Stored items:
________________
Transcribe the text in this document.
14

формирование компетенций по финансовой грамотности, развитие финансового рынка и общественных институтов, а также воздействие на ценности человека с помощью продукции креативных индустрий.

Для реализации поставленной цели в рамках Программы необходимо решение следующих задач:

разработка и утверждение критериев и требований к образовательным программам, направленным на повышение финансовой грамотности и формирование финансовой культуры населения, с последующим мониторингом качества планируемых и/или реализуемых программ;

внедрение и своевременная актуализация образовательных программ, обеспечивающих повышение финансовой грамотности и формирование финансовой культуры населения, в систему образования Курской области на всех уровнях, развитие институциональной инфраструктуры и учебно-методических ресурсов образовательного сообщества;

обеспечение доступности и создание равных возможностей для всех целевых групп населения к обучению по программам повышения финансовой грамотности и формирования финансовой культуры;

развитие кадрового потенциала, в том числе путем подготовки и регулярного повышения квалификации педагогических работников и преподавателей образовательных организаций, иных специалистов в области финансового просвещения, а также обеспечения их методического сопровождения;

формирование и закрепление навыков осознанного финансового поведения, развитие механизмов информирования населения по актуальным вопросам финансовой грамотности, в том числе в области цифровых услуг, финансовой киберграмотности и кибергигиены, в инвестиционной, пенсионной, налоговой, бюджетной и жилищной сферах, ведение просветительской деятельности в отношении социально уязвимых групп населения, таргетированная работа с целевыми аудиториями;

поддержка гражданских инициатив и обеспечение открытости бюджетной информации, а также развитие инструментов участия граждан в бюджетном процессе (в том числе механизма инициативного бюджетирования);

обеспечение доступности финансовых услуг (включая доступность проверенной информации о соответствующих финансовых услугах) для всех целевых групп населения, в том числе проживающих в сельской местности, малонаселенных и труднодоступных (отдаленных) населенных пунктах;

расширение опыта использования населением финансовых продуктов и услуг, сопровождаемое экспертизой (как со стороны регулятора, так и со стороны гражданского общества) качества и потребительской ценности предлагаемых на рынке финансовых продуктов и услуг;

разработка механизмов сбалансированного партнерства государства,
________________
▶ _Work to complete_: Return every line above that contains the word "доступности".

▶ _Solution to this task_:
обеспечение доступности и создание равных возможностей для всех целевых групп населения к обучению по программам повышения финансовой грамотности и формирования финансовой культуры;
обеспечение доступности финансовых услуг (включая доступность проверенной информации о соответствующих финансовых услугах) для всех целевых групп населения, в том числе проживающих в сельской местности, малонаселенных и труднодоступных (отдаленных) населенных пунктах;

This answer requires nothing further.